> MATERIAL SUPPLIED:
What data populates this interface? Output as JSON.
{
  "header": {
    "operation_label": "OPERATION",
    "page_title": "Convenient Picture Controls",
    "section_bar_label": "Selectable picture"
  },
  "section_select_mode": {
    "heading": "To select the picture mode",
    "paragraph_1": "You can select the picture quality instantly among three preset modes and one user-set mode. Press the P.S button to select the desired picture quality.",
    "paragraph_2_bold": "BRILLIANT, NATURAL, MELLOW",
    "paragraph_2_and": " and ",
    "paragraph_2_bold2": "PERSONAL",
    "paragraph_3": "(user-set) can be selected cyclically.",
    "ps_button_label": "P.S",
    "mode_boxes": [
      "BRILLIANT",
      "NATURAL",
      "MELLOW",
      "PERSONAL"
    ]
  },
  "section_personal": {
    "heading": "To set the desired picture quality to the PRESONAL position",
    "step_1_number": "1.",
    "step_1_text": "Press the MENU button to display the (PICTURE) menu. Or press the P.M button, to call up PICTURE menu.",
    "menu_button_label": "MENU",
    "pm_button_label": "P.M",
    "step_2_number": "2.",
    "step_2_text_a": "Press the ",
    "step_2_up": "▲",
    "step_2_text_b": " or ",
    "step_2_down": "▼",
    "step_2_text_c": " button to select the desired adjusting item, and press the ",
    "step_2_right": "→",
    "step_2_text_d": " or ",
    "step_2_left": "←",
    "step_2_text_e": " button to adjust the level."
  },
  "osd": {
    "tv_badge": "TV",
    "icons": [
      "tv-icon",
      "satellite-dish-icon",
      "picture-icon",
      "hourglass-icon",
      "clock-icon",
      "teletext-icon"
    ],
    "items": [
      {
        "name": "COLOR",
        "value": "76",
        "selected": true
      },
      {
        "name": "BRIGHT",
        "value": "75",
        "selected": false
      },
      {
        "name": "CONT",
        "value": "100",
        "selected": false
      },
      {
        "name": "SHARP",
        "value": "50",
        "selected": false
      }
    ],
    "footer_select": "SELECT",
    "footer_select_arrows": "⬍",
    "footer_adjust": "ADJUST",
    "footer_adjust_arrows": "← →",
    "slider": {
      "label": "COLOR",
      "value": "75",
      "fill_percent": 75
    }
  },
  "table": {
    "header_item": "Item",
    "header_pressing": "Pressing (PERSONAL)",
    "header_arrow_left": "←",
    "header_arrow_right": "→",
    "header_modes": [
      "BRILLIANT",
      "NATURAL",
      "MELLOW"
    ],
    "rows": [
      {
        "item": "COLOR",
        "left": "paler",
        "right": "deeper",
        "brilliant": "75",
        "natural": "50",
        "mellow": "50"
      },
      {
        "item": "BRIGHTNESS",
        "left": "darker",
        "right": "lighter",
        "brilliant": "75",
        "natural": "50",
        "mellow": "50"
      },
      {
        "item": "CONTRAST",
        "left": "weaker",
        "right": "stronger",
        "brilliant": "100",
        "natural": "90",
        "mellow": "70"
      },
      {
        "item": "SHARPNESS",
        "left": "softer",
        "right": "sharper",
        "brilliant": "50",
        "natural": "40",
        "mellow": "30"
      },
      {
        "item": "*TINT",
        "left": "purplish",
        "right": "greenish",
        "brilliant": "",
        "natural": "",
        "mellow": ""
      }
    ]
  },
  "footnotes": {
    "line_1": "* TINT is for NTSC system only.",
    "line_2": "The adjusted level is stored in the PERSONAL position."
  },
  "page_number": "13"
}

> EXERCISE PROMPT: Read the entries and show each line that mentions "quality".

> ANSWER FOR THIS EXERCISE:
    "paragraph_1": "You can select the picture quality instantly among three preset modes and one user-set mode. Press the P.S button to select the desired picture quality.",
    "heading": "To set the desired picture quality to the PRESONAL position",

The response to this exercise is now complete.